> What this task involves
Your task is to extract every line from the material below exactly.

> Records supplied
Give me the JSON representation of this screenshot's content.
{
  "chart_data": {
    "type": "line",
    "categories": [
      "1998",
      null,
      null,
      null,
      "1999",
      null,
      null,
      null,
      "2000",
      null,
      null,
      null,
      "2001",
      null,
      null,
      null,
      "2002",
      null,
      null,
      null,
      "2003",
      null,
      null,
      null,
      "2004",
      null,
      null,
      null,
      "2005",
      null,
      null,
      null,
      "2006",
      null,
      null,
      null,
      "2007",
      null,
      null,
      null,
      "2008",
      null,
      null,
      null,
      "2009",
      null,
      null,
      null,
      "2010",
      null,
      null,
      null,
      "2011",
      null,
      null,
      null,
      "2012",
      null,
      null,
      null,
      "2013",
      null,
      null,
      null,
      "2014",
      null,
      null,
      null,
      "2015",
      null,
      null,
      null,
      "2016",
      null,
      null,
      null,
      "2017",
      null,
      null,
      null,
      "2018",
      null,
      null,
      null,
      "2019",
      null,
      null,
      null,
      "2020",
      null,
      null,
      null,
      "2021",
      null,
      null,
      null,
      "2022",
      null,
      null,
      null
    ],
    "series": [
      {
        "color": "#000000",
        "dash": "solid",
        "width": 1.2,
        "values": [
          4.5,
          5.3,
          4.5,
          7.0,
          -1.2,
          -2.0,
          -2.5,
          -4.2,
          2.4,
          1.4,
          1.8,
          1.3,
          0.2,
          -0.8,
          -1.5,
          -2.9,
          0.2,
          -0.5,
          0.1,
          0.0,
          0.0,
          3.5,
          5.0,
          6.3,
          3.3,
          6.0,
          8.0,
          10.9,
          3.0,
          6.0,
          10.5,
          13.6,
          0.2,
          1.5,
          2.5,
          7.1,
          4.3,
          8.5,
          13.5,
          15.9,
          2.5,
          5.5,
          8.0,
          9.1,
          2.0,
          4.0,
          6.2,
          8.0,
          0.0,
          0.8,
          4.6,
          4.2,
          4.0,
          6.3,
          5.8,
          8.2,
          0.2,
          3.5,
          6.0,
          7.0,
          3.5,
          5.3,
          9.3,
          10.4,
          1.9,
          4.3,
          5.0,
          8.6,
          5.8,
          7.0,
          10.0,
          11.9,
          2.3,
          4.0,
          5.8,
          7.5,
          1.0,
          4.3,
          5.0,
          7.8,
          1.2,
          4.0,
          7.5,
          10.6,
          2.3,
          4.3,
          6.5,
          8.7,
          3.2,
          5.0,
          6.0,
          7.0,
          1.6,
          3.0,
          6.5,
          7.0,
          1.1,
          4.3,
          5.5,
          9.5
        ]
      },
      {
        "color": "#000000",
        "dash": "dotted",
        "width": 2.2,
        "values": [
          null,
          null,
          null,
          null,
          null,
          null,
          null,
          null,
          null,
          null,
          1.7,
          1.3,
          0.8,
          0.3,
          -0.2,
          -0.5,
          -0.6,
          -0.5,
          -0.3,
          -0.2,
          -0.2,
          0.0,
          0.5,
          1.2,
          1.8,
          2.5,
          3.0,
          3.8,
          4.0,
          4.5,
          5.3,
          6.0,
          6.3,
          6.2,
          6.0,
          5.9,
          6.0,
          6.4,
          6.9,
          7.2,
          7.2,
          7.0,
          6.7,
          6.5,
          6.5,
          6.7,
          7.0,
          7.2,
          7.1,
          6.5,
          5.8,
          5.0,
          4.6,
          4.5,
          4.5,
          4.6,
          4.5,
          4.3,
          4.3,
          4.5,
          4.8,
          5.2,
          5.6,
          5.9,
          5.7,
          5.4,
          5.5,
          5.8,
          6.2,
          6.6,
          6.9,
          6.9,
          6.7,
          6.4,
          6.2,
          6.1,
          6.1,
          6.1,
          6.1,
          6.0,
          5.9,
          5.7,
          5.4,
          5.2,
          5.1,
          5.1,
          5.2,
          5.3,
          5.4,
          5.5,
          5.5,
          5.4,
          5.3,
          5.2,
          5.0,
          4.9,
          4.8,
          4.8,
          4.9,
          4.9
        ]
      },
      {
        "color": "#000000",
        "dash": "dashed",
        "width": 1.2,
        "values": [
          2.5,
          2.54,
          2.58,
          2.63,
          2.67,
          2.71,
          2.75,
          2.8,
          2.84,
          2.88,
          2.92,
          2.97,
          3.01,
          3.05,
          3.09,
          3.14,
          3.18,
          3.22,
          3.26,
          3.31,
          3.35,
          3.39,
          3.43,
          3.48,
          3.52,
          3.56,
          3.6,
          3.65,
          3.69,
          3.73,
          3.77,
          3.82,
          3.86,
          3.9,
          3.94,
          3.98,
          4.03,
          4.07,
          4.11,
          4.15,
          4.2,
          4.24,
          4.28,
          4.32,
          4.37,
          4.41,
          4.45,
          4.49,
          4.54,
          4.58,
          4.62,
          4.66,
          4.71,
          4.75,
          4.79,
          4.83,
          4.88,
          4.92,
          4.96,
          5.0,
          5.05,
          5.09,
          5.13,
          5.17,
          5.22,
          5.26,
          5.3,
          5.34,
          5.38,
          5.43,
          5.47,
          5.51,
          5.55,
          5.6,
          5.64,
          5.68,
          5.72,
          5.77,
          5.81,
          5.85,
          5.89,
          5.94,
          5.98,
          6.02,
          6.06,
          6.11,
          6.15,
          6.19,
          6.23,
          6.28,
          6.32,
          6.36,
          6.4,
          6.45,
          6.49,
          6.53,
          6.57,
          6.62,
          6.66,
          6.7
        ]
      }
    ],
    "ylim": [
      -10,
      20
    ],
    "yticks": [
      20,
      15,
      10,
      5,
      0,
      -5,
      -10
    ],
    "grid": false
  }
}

> In response
Give me the JSON representation of this screenshot's content.
{
  "chart_data": {
    "type": "line",
    "categories": [
      "1998",
      null,
      null,
      null,
      "1999",
      null,
      null,
      null,
      "2000",
      null,
      null,
      null,
      "2001",
      null,
      null,
      null,
      "2002",
      null,
      null,
      null,
      "2003",
      null,
      null,
      null,
      "2004",
      null,
      null,
      null,
      "2005",
      null,
      null,
      null,
      "2006",
      null,
      null,
      null,
      "2007",
      null,
      null,
      null,
      "2008",
      null,
      null,
      null,
      "2009",
      null,
      null,
      null,
      "2010",
      null,
      null,
      null,
      "2011",
      null,
      null,
      null,
      "2012",
      null,
      null,
      null,
      "2013",
      null,
      null,
      null,
      "2014",
      null,
      null,
      null,
      "2015",
      null,
      null,
      null,
      "2016",
      null,
      null,
      null,
      "2017",
      null,
      null,
      null,
      "2018",
      null,
      null,
      null,
      "2019",
      null,
      null,
      null,
      "2020",
      null,
      null,
      null,
      "2021",
      null,
      null,
      null,
      "2022",
      null,
      null,
      null
    ],
    "series": [
      {
        "color": "#000000",
        "dash": "solid",
        "width": 1.2,
        "values": [
          4.5,
          5.3,
          4.5,
          7.0,
          -1.2,
          -2.0,
          -2.5,
          -4.2,
          2.4,
          1.4,
          1.8,
          1.3,
          0.2,
          -0.8,
          -1.5,
          -2.9,
          0.2,
          -0.5,
          0.1,
          0.0,
          0.0,
          3.5,
          5.0,
          6.3,
          3.3,
          6.0,
          8.0,
          10.9,
          3.0,
          6.0,
          10.5,
          13.6,
          0.2,
          1.5,
          2.5,
          7.1,
          4.3,
          8.5,
          13.5,
          15.9,
          2.5,
          5.5,
          8.0,
          9.1,
          2.0,
          4.0,
          6.2,
          8.0,
          0.0,
          0.8,
          4.6,
          4.2,
          4.0,
          6.3,
          5.8,
          8.2,
          0.2,
          3.5,
          6.0,
          7.0,
          3.5,
          5.3,
          9.3,
          10.4,
          1.9,
          4.3,
          5.0,
          8.6,
          5.8,
          7.0,
          10.0,
          11.9,
          2.3,
          4.0,
          5.8,
          7.5,
          1.0,
          4.3,
          5.0,
          7.8,
          1.2,
          4.0,
          7.5,
          10.6,
          2.3,
          4.3,
          6.5,
          8.7,
          3.2,
          5.0,
          6.0,
          7.0,
          1.6,
          3.0,
          6.5,
          7.0,
          1.1,
          4.3,
          5.5,
          9.5
        ]
      },
      {
        "color": "#000000",
        "dash": "dotted",
        "width": 2.2,
        "values": [
          null,
          null,
          null,
          null,
          null,
          null,
          null,
          null,
          null,
          null,
          1.7,
          1.3,
          0.8,
          0.3,
          -0.2,
          -0.5,
          -0.6,
          -0.5,
          -0.3,
          -0.2,
          -0.2,
          0.0,
          0.5,
          1.2,
          1.8,
          2.5,
          3.0,
          3.8,
          4.0,
          4.5,
          5.3,
          6.0,
          6.3,
          6.2,
          6.0,
          5.9,
          6.0,
          6.4,
          6.9,
          7.2,
          7.2,
          7.0,
          6.7,
          6.5,
          6.5,
          6.7,
          7.0,
          7.2,
          7.1,
          6.5,
          5.8,
          5.0,
          4.6,
          4.5,
          4.5,
          4.6,
          4.5,
          4.3,
          4.3,
          4.5,
          4.8,
          5.2,
          5.6,
          5.9,
          5.7,
          5.4,
          5.5,
          5.8,
          6.2,
          6.6,
          6.9,
          6.9,
          6.7,
          6.4,
          6.2,
          6.1,
          6.1,
          6.1,
          6.1,
          6.0,
          5.9,
          5.7,
          5.4,
          5.2,
          5.1,
          5.1,
          5.2,
          5.3,
          5.4,
          5.5,
          5.5,
          5.4,
          5.3,
          5.2,
          5.0,
          4.9,
          4.8,
          4.8,
          4.9,
          4.9
        ]
      },
      {
        "color": "#000000",
        "dash": "dashed",
        "width": 1.2,
        "values": [
          2.5,
          2.54,
          2.58,
          2.63,
          2.67,
          2.71,
          2.75,
          2.8,
          2.84,
          2.88,
          2.92,
          2.97,
          3.01,
          3.05,
          3.09,
          3.14,
          3.18,
          3.22,
          3.26,
          3.31,
          3.35,
          3.39,
          3.43,
          3.48,
          3.52,
          3.56,
          3.6,
          3.65,
          3.69,
          3.73,
          3.77,
          3.82,
          3.86,
          3.9,
          3.94,
          3.98,
          4.03,
          4.07,
          4.11,
          4.15,
          4.2,
          4.24,
          4.28,
          4.32,
          4.37,
          4.41,
          4.45,
          4.49,
          4.54,
          4.58,
          4.62,
          4.66,
          4.71,
          4.75,
          4.79,
          4.83,
          4.88,
          4.92,
          4.96,
          5.0,
          5.05,
          5.09,
          5.13,
          5.17,
          5.22,
          5.26,
          5.3,
          5.34,
          5.38,
          5.43,
          5.47,
          5.51,
          5.55,
          5.6,
          5.64,
          5.68,
          5.72,
          5.77,
          5.81,
          5.85,
          5.89,
          5.94,
          5.98,
          6.02,
          6.06,
          6.11,
          6.15,
          6.19,
          6.23,
          6.28,
          6.32,
          6.36,
          6.4,
          6.45,
          6.49,
          6.53,
          6.57,
          6.62,
          6.66,
          6.7
        ]
      }
    ],
    "ylim": [
      -10,
      20
    ],
    "yticks": [
      20,
      15,
      10,
      5,
      0,
      -5,
      -10
    ],
    "grid": false
  }
}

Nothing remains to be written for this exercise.